[start]
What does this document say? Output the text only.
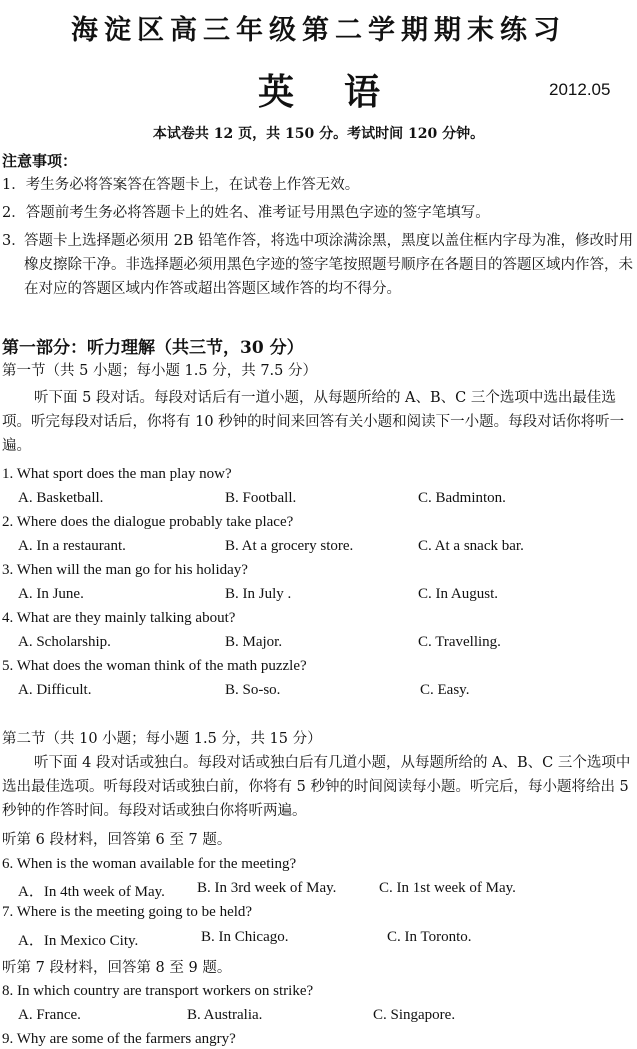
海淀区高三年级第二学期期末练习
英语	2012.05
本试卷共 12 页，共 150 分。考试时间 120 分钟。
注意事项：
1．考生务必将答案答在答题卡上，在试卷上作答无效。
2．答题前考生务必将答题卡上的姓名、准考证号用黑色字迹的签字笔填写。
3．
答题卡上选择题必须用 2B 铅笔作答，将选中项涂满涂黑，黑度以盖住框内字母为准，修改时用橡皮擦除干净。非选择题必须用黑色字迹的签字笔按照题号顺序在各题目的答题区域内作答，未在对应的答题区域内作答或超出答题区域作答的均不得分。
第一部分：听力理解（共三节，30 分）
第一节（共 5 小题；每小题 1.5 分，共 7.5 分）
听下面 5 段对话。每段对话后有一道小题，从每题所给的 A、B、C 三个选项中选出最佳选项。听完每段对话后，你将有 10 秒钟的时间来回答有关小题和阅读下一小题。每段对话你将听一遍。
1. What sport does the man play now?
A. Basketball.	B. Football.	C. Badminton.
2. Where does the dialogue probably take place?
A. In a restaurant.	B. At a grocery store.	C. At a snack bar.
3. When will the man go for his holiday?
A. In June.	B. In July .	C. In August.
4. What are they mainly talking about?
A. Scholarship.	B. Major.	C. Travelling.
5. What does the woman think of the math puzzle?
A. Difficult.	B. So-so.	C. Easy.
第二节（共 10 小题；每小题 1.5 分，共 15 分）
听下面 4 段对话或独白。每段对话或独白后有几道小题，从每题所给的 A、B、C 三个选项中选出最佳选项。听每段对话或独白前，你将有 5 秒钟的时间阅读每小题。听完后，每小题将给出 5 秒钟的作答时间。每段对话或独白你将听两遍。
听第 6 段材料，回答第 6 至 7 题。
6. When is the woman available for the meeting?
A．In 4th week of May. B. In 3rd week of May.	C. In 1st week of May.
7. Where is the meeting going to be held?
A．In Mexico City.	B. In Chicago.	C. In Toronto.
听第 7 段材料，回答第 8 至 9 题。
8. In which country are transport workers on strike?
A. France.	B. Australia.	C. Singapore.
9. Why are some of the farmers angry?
[end]
[start]
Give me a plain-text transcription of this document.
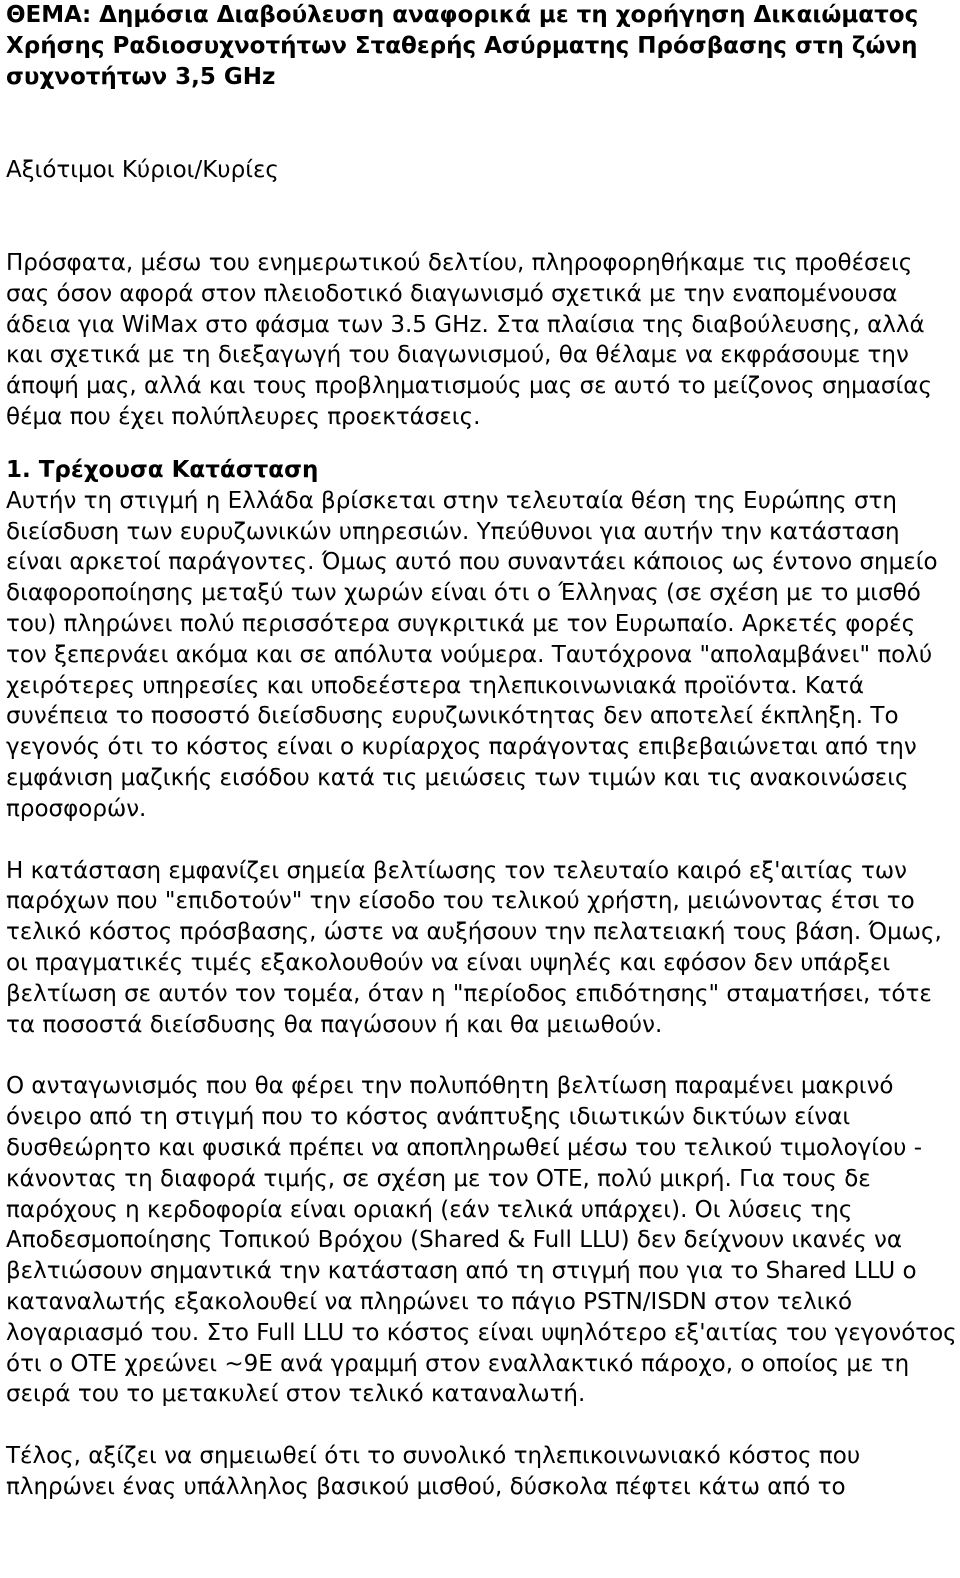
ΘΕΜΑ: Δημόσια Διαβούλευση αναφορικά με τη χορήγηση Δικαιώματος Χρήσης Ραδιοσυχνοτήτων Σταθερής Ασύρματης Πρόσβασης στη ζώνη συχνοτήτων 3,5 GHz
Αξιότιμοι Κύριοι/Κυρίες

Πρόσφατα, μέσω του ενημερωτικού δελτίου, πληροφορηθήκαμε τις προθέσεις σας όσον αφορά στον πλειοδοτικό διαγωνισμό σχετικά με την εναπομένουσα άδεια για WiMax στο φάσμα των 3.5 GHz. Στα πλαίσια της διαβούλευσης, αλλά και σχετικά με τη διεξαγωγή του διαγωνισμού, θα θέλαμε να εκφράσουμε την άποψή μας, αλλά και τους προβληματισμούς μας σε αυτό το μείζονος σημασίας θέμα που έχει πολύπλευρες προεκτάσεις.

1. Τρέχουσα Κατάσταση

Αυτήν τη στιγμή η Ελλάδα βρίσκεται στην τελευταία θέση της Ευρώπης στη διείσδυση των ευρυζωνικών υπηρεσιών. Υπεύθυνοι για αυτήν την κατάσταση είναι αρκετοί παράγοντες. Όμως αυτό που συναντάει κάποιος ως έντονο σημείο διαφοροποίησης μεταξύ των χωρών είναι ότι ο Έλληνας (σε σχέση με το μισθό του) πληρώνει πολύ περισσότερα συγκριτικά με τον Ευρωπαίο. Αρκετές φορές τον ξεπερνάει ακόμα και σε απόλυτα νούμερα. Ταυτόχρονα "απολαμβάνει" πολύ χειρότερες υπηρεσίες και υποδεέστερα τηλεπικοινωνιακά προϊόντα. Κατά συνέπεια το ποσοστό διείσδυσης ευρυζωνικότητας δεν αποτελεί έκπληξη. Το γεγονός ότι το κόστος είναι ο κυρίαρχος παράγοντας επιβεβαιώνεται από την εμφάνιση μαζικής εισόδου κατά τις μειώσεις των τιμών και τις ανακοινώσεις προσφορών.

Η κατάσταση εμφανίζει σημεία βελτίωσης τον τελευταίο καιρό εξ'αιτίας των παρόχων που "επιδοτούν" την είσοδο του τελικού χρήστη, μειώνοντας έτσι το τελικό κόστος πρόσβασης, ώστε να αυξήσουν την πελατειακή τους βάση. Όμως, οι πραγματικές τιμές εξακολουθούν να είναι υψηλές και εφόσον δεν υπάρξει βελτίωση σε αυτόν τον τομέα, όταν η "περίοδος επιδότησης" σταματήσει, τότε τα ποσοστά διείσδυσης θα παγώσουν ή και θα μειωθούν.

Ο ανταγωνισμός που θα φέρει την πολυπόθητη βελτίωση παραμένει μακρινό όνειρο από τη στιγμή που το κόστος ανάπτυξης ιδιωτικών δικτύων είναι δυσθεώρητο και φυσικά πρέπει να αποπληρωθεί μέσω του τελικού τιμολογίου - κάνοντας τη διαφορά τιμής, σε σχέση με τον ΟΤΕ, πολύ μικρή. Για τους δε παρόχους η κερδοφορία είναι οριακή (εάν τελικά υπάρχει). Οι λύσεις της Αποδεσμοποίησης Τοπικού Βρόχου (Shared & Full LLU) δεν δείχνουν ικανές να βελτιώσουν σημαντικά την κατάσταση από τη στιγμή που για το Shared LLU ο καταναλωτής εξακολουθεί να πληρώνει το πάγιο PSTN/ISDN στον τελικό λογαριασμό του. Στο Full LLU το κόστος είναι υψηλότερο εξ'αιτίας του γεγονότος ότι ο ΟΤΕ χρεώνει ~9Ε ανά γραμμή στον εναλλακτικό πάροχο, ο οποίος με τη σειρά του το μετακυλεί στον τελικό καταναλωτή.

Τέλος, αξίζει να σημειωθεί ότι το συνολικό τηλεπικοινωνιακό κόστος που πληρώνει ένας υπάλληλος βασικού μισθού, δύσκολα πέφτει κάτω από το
[end]
[start]
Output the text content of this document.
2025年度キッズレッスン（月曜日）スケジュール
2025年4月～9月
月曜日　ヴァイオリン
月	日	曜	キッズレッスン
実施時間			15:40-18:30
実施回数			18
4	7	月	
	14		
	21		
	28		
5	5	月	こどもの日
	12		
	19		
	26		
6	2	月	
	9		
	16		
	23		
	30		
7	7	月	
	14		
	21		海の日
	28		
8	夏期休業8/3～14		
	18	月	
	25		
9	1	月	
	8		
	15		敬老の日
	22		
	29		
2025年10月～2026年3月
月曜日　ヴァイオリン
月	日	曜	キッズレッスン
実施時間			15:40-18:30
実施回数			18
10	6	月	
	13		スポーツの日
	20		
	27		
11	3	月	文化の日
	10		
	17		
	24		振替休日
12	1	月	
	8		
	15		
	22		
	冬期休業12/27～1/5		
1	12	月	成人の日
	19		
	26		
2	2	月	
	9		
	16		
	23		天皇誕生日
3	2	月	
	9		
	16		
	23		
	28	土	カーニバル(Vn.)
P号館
[end]
Exercise goal:
Scan the records for the string "三个选项中选出最佳选项". Copy each line in which it appears.

Final answer:
听下面 5 段对话。每段对话后有一道小题，从每题所给的 A、B、C 三个选项中选出最佳选项。听完每段对话后，你将有 10 秒钟的时间来回答有关小题和阅读下一小题。每段对话你将听一遍。
听下面 4 段对话或独白。每段对话或独白后有几道小题，从每题所给的 A、B、C 三个选项中选出最佳选项。听每段对话或独白前，你将有 5 秒钟的时间阅读每小题。听完后，每小题将给出 5 秒钟的作答时间。每段对话或独白你将听两遍。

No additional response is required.